• EXERCISE TASK: Copy all lines holding the word "DETAILS" from the entries.

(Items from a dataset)
+++
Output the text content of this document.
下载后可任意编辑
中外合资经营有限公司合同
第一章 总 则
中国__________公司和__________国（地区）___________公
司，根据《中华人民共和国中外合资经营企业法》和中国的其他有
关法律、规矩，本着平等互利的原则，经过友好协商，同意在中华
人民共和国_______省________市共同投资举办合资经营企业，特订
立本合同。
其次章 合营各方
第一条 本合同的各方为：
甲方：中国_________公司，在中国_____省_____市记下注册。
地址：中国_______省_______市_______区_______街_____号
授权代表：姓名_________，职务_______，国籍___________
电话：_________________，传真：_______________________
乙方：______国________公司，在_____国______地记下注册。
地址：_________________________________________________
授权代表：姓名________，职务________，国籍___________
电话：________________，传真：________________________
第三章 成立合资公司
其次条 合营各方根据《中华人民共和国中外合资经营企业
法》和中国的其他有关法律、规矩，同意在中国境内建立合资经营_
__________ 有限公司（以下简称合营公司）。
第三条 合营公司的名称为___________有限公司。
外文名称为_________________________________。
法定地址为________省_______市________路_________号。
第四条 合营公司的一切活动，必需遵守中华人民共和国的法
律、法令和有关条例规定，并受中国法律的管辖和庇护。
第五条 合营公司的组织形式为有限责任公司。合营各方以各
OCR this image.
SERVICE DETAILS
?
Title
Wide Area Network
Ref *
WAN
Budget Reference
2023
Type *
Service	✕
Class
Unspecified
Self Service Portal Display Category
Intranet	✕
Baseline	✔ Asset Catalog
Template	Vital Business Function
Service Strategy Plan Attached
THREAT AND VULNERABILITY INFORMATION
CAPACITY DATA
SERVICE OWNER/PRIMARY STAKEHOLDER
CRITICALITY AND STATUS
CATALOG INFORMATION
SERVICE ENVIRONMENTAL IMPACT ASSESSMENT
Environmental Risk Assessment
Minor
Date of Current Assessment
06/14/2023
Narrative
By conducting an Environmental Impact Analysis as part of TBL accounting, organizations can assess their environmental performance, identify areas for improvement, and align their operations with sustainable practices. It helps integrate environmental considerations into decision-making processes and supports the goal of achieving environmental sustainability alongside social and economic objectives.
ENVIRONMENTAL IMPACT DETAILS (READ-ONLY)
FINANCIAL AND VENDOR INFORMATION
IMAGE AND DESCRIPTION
+++
• SOLVED PROBLEM:
SERVICE DETAILS
ENVIRONMENTAL IMPACT DETAILS (READ-ONLY)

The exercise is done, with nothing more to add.